-- Dataset --
**********

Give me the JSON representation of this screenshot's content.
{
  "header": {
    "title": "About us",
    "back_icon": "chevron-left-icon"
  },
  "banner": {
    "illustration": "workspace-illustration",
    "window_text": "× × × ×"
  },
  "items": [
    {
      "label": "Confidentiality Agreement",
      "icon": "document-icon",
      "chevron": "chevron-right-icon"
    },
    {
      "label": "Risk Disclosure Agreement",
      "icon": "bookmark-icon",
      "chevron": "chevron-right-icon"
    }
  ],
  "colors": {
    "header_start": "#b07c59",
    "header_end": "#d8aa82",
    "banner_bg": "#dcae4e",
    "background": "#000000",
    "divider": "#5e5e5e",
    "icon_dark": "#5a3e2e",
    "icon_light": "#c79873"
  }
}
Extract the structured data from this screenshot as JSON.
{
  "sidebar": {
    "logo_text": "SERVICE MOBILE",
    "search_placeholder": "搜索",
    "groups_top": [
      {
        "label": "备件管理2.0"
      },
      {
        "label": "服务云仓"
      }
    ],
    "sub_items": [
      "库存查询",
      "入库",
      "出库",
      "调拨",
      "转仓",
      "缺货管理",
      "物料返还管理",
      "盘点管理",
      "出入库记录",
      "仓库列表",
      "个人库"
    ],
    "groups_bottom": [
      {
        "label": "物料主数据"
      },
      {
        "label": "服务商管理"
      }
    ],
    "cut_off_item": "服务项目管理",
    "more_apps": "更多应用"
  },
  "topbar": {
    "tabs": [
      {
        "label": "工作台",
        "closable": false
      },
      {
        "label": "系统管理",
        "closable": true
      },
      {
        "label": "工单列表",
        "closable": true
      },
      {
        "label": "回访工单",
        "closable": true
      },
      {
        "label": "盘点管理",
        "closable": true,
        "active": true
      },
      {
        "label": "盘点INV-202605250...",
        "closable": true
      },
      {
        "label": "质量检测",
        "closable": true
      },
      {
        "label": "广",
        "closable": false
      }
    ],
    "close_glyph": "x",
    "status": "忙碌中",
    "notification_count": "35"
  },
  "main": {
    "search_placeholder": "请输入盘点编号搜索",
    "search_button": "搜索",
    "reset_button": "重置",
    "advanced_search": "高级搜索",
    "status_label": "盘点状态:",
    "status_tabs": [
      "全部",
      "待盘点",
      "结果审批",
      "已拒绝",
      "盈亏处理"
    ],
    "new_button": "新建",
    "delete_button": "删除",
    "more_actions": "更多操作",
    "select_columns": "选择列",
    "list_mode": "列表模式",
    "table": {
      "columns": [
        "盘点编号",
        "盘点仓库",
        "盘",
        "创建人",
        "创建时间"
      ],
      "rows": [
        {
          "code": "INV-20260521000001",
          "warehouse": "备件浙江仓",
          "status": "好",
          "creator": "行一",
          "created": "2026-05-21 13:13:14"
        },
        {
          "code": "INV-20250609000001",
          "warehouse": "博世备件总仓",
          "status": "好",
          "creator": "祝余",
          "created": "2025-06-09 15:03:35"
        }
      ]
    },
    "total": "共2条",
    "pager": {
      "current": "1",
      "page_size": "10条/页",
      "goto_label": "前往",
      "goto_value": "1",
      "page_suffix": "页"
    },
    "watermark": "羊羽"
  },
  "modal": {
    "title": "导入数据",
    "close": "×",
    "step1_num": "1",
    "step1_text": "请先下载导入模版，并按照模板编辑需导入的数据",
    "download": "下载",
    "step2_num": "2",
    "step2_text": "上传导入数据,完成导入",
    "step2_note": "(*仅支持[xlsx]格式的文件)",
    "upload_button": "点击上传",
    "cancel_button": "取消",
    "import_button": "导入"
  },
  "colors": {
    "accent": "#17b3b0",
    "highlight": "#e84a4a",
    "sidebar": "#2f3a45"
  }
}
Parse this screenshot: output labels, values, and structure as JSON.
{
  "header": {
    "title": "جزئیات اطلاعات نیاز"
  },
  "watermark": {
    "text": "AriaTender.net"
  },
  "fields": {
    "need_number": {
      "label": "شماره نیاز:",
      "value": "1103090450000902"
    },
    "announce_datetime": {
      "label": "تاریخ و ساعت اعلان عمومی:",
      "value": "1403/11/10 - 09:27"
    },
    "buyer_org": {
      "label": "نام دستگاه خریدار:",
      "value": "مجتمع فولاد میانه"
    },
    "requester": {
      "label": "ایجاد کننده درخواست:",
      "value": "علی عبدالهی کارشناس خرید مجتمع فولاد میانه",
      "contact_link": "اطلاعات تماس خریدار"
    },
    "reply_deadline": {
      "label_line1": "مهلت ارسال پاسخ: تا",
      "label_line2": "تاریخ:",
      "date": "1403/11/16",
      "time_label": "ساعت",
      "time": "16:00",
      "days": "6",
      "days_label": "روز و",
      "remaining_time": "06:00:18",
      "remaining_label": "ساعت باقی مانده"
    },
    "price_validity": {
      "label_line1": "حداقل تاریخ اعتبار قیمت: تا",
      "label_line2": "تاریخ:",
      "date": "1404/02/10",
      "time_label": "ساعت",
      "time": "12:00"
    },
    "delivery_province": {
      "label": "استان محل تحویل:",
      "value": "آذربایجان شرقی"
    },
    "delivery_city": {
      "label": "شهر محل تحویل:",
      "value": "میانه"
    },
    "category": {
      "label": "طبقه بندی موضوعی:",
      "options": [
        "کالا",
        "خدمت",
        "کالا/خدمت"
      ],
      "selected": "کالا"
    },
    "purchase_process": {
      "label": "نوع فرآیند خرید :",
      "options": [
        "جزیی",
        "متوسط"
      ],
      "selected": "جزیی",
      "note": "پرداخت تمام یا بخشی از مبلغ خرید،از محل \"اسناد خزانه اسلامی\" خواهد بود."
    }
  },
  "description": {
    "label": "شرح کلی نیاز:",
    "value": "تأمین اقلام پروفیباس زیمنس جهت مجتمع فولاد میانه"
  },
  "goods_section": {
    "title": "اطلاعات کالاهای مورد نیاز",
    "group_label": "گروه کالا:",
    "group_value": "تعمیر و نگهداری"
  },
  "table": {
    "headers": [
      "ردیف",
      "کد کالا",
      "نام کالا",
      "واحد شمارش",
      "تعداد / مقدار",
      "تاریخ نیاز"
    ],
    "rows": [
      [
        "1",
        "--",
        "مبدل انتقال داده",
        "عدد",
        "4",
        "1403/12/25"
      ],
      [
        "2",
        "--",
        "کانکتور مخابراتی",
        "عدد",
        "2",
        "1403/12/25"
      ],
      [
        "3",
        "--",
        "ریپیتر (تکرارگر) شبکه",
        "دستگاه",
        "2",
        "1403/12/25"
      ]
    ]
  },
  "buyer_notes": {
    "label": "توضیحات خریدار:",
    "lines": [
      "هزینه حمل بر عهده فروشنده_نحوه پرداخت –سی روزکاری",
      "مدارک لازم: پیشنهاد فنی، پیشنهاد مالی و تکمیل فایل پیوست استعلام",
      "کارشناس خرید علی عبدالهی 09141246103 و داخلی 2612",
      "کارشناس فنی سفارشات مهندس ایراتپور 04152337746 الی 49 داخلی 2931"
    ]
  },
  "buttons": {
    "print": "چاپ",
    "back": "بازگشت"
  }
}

**********

Gather all lines from the listing above in which "اطلاعات" occurs.

-- Exercise result --
    "title": "جزئیات اطلاعات نیاز"
      "contact_link": "اطلاعات تماس خریدار"
    "title": "اطلاعات کالاهای مورد نیاز",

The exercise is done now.